= PROBLEM TO SOLVE =
What follows are records. Restate all of them word for word.

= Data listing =
[start]
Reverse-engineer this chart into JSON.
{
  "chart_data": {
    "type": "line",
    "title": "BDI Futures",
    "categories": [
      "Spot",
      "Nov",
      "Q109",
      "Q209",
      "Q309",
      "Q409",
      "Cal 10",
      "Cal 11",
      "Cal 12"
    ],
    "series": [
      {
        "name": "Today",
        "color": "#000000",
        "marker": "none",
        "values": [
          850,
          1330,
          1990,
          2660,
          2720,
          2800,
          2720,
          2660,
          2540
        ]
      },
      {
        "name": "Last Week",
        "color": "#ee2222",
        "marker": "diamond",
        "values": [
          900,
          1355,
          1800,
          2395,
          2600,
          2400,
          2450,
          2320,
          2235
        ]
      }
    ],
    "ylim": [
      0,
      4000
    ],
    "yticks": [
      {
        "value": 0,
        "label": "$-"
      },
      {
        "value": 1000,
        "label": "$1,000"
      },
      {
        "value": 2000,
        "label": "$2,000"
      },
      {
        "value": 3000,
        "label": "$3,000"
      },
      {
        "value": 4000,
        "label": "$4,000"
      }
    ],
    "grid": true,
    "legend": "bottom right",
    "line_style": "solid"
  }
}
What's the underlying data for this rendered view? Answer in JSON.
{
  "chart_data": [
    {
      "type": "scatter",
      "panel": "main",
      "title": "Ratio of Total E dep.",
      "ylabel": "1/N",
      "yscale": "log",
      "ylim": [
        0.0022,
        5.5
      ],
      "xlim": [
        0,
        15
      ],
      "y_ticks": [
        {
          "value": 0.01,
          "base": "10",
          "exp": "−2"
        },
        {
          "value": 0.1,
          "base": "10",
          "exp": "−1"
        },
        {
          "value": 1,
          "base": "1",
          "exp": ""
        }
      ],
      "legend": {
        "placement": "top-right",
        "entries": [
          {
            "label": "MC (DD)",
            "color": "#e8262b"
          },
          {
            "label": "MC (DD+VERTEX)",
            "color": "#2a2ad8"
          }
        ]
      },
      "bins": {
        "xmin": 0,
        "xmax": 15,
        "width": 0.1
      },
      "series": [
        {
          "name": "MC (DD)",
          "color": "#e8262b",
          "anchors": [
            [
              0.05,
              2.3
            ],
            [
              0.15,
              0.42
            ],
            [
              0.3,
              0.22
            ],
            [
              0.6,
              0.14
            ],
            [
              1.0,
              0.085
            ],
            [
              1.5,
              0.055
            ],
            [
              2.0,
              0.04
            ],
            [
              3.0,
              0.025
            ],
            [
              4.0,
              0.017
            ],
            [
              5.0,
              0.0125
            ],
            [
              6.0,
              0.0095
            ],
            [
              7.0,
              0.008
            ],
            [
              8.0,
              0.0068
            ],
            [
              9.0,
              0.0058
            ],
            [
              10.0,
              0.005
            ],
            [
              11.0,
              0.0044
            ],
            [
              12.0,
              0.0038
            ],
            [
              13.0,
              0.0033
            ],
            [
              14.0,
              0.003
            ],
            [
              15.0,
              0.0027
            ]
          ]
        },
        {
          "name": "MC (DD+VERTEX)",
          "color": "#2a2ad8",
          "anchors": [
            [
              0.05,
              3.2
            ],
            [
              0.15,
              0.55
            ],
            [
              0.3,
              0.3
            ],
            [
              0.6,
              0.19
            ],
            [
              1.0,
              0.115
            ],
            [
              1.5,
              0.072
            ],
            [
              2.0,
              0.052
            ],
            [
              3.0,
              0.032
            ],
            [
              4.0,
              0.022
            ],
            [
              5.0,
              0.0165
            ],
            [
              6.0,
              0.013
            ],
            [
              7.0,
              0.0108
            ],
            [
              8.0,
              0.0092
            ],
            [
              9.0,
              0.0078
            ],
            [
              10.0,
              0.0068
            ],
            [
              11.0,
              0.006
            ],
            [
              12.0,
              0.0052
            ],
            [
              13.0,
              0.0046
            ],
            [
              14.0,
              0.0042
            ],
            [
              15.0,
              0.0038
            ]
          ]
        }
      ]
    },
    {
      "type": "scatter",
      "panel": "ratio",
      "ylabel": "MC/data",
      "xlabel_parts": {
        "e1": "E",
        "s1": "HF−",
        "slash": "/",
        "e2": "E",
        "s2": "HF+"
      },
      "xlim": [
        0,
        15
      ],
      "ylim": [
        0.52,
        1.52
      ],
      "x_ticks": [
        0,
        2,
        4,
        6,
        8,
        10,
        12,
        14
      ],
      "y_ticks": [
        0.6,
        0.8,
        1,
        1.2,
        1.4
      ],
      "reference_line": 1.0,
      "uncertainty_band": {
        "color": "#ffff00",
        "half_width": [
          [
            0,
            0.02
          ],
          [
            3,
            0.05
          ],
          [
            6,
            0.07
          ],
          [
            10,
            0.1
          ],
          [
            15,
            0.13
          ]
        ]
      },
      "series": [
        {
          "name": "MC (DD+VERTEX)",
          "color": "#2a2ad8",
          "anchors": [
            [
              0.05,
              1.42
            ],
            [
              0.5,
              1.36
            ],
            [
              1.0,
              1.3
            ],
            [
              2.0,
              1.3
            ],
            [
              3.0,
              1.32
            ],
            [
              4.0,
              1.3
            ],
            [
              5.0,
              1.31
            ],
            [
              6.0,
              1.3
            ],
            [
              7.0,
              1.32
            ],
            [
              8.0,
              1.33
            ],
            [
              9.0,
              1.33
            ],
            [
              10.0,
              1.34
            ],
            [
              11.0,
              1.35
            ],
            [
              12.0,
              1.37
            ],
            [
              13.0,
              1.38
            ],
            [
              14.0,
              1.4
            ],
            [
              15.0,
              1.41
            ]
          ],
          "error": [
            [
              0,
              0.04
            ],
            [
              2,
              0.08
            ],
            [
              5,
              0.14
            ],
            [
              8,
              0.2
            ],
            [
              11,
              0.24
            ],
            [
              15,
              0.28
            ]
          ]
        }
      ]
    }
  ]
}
[end]
= SOLUTION TO THE PROBLEM =
Reverse-engineer this chart into JSON.
{
  "chart_data": {
    "type": "line",
    "title": "BDI Futures",
    "categories": [
      "Spot",
      "Nov",
      "Q109",
      "Q209",
      "Q309",
      "Q409",
      "Cal 10",
      "Cal 11",
      "Cal 12"
    ],
    "series": [
      {
        "name": "Today",
        "color": "#000000",
        "marker": "none",
        "values": [
          850,
          1330,
          1990,
          2660,
          2720,
          2800,
          2720,
          2660,
          2540
        ]
      },
      {
        "name": "Last Week",
        "color": "#ee2222",
        "marker": "diamond",
        "values": [
          900,
          1355,
          1800,
          2395,
          2600,
          2400,
          2450,
          2320,
          2235
        ]
      }
    ],
    "ylim": [
      0,
      4000
    ],
    "yticks": [
      {
        "value": 0,
        "label": "$-"
      },
      {
        "value": 1000,
        "label": "$1,000"
      },
      {
        "value": 2000,
        "label": "$2,000"
      },
      {
        "value": 3000,
        "label": "$3,000"
      },
      {
        "value": 4000,
        "label": "$4,000"
      }
    ],
    "grid": true,
    "legend": "bottom right",
    "line_style": "solid"
  }
}
What's the underlying data for this rendered view? Answer in JSON.
{
  "chart_data": [
    {
      "type": "scatter",
      "panel": "main",
      "title": "Ratio of Total E dep.",
      "ylabel": "1/N",
      "yscale": "log",
      "ylim": [
        0.0022,
        5.5
      ],
      "xlim": [
        0,
        15
      ],
      "y_ticks": [
        {
          "value": 0.01,
          "base": "10",
          "exp": "−2"
        },
        {
          "value": 0.1,
          "base": "10",
          "exp": "−1"
        },
        {
          "value": 1,
          "base": "1",
          "exp": ""
        }
      ],
      "legend": {
        "placement": "top-right",
        "entries": [
          {
            "label": "MC (DD)",
            "color": "#e8262b"
          },
          {
            "label": "MC (DD+VERTEX)",
            "color": "#2a2ad8"
          }
        ]
      },
      "bins": {
        "xmin": 0,
        "xmax": 15,
        "width": 0.1
      },
      "series": [
        {
          "name": "MC (DD)",
          "color": "#e8262b",
          "anchors": [
            [
              0.05,
              2.3
            ],
            [
              0.15,
              0.42
            ],
            [
              0.3,
              0.22
            ],
            [
              0.6,
              0.14
            ],
            [
              1.0,
              0.085
            ],
            [
              1.5,
              0.055
            ],
            [
              2.0,
              0.04
            ],
            [
              3.0,
              0.025
            ],
            [
              4.0,
              0.017
            ],
            [
              5.0,
              0.0125
            ],
            [
              6.0,
              0.0095
            ],
            [
              7.0,
              0.008
            ],
            [
              8.0,
              0.0068
            ],
            [
              9.0,
              0.0058
            ],
            [
              10.0,
              0.005
            ],
            [
              11.0,
              0.0044
            ],
            [
              12.0,
              0.0038
            ],
            [
              13.0,
              0.0033
            ],
            [
              14.0,
              0.003
            ],
            [
              15.0,
              0.0027
            ]
          ]
        },
        {
          "name": "MC (DD+VERTEX)",
          "color": "#2a2ad8",
          "anchors": [
            [
              0.05,
              3.2
            ],
            [
              0.15,
              0.55
            ],
            [
              0.3,
              0.3
            ],
            [
              0.6,
              0.19
            ],
            [
              1.0,
              0.115
            ],
            [
              1.5,
              0.072
            ],
            [
              2.0,
              0.052
            ],
            [
              3.0,
              0.032
            ],
            [
              4.0,
              0.022
            ],
            [
              5.0,
              0.0165
            ],
            [
              6.0,
              0.013
            ],
            [
              7.0,
              0.0108
            ],
            [
              8.0,
              0.0092
            ],
            [
              9.0,
              0.0078
            ],
            [
              10.0,
              0.0068
            ],
            [
              11.0,
              0.006
            ],
            [
              12.0,
              0.0052
            ],
            [
              13.0,
              0.0046
            ],
            [
              14.0,
              0.0042
            ],
            [
              15.0,
              0.0038
            ]
          ]
        }
      ]
    },
    {
      "type": "scatter",
      "panel": "ratio",
      "ylabel": "MC/data",
      "xlabel_parts": {
        "e1": "E",
        "s1": "HF−",
        "slash": "/",
        "e2": "E",
        "s2": "HF+"
      },
      "xlim": [
        0,
        15
      ],
      "ylim": [
        0.52,
        1.52
      ],
      "x_ticks": [
        0,
        2,
        4,
        6,
        8,
        10,
        12,
        14
      ],
      "y_ticks": [
        0.6,
        0.8,
        1,
        1.2,
        1.4
      ],
      "reference_line": 1.0,
      "uncertainty_band": {
        "color": "#ffff00",
        "half_width": [
          [
            0,
            0.02
          ],
          [
            3,
            0.05
          ],
          [
            6,
            0.07
          ],
          [
            10,
            0.1
          ],
          [
            15,
            0.13
          ]
        ]
      },
      "series": [
        {
          "name": "MC (DD+VERTEX)",
          "color": "#2a2ad8",
          "anchors": [
            [
              0.05,
              1.42
            ],
            [
              0.5,
              1.36
            ],
            [
              1.0,
              1.3
            ],
            [
              2.0,
              1.3
            ],
            [
              3.0,
              1.32
            ],
            [
              4.0,
              1.3
            ],
            [
              5.0,
              1.31
            ],
            [
              6.0,
              1.3
            ],
            [
              7.0,
              1.32
            ],
            [
              8.0,
              1.33
            ],
            [
              9.0,
              1.33
            ],
            [
              10.0,
              1.34
            ],
            [
              11.0,
              1.35
            ],
            [
              12.0,
              1.37
            ],
            [
              13.0,
              1.38
            ],
            [
              14.0,
              1.4
            ],
            [
              15.0,
              1.41
            ]
          ],
          "error": [
            [
              0,
              0.04
            ],
            [
              2,
              0.08
            ],
            [
              5,
              0.14
            ],
            [
              8,
              0.2
            ],
            [
              11,
              0.24
            ],
            [
              15,
              0.28
            ]
          ]
        }
      ]
    }
  ]
}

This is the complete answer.